- **GIVEN INFORMATION**
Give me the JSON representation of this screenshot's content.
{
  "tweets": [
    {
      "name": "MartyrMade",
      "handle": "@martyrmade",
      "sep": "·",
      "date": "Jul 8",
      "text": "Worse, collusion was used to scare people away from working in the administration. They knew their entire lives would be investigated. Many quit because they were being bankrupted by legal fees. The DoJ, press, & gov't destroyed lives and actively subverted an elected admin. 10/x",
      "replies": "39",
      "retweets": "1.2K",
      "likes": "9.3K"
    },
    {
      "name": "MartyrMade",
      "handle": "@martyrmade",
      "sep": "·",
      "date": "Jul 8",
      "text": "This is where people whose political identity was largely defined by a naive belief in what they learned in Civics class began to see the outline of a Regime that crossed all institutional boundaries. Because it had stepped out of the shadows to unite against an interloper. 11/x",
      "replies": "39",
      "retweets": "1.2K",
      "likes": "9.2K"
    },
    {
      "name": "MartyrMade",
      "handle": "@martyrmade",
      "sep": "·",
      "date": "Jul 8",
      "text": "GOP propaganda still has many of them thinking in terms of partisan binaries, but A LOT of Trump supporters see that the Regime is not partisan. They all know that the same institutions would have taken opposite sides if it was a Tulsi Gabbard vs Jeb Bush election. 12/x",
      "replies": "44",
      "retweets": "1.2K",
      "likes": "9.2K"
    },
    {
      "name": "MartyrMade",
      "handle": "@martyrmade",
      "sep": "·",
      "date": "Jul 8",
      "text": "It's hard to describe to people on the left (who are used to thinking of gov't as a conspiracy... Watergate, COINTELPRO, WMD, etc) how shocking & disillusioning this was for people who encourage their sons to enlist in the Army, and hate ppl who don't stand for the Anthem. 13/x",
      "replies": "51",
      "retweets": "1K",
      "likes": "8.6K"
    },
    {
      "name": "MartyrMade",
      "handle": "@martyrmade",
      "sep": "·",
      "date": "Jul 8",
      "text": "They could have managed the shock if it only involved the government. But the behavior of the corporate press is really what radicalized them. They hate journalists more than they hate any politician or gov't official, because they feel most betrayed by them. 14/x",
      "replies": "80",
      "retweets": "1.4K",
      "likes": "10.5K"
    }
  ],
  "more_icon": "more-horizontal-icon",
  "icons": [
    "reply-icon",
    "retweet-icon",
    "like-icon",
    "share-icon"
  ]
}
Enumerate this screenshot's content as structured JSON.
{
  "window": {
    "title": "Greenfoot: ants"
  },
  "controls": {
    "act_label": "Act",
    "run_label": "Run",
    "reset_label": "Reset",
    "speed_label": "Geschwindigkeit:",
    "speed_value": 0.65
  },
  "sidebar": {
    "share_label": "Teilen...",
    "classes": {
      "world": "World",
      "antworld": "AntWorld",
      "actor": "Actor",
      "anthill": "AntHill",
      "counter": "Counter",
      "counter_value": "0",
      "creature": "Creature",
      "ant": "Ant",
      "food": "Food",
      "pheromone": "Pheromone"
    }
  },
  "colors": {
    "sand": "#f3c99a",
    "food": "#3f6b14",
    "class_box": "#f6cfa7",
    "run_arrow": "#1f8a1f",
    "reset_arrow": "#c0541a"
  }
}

- **CHALLENGE**
Repeat all entries. Match them exactly.

- **FULL SOLUTION**
Give me the JSON representation of this screenshot's content.
{
  "tweets": [
    {
      "name": "MartyrMade",
      "handle": "@martyrmade",
      "sep": "·",
      "date": "Jul 8",
      "text": "Worse, collusion was used to scare people away from working in the administration. They knew their entire lives would be investigated. Many quit because they were being bankrupted by legal fees. The DoJ, press, & gov't destroyed lives and actively subverted an elected admin. 10/x",
      "replies": "39",
      "retweets": "1.2K",
      "likes": "9.3K"
    },
    {
      "name": "MartyrMade",
      "handle": "@martyrmade",
      "sep": "·",
      "date": "Jul 8",
      "text": "This is where people whose political identity was largely defined by a naive belief in what they learned in Civics class began to see the outline of a Regime that crossed all institutional boundaries. Because it had stepped out of the shadows to unite against an interloper. 11/x",
      "replies": "39",
      "retweets": "1.2K",
      "likes": "9.2K"
    },
    {
      "name": "MartyrMade",
      "handle": "@martyrmade",
      "sep": "·",
      "date": "Jul 8",
      "text": "GOP propaganda still has many of them thinking in terms of partisan binaries, but A LOT of Trump supporters see that the Regime is not partisan. They all know that the same institutions would have taken opposite sides if it was a Tulsi Gabbard vs Jeb Bush election. 12/x",
      "replies": "44",
      "retweets": "1.2K",
      "likes": "9.2K"
    },
    {
      "name": "MartyrMade",
      "handle": "@martyrmade",
      "sep": "·",
      "date": "Jul 8",
      "text": "It's hard to describe to people on the left (who are used to thinking of gov't as a conspiracy... Watergate, COINTELPRO, WMD, etc) how shocking & disillusioning this was for people who encourage their sons to enlist in the Army, and hate ppl who don't stand for the Anthem. 13/x",
      "replies": "51",
      "retweets": "1K",
      "likes": "8.6K"
    },
    {
      "name": "MartyrMade",
      "handle": "@martyrmade",
      "sep": "·",
      "date": "Jul 8",
      "text": "They could have managed the shock if it only involved the government. But the behavior of the corporate press is really what radicalized them. They hate journalists more than they hate any politician or gov't official, because they feel most betrayed by them. 14/x",
      "replies": "80",
      "retweets": "1.4K",
      "likes": "10.5K"
    }
  ],
  "more_icon": "more-horizontal-icon",
  "icons": [
    "reply-icon",
    "retweet-icon",
    "like-icon",
    "share-icon"
  ]
}
Enumerate this screenshot's content as structured JSON.
{
  "window": {
    "title": "Greenfoot: ants"
  },
  "controls": {
    "act_label": "Act",
    "run_label": "Run",
    "reset_label": "Reset",
    "speed_label": "Geschwindigkeit:",
    "speed_value": 0.65
  },
  "sidebar": {
    "share_label": "Teilen...",
    "classes": {
      "world": "World",
      "antworld": "AntWorld",
      "actor": "Actor",
      "anthill": "AntHill",
      "counter": "Counter",
      "counter_value": "0",
      "creature": "Creature",
      "ant": "Ant",
      "food": "Food",
      "pheromone": "Pheromone"
    }
  },
  "colors": {
    "sand": "#f3c99a",
    "food": "#3f6b14",
    "class_box": "#f6cfa7",
    "run_arrow": "#1f8a1f",
    "reset_arrow": "#c0541a"
  }
}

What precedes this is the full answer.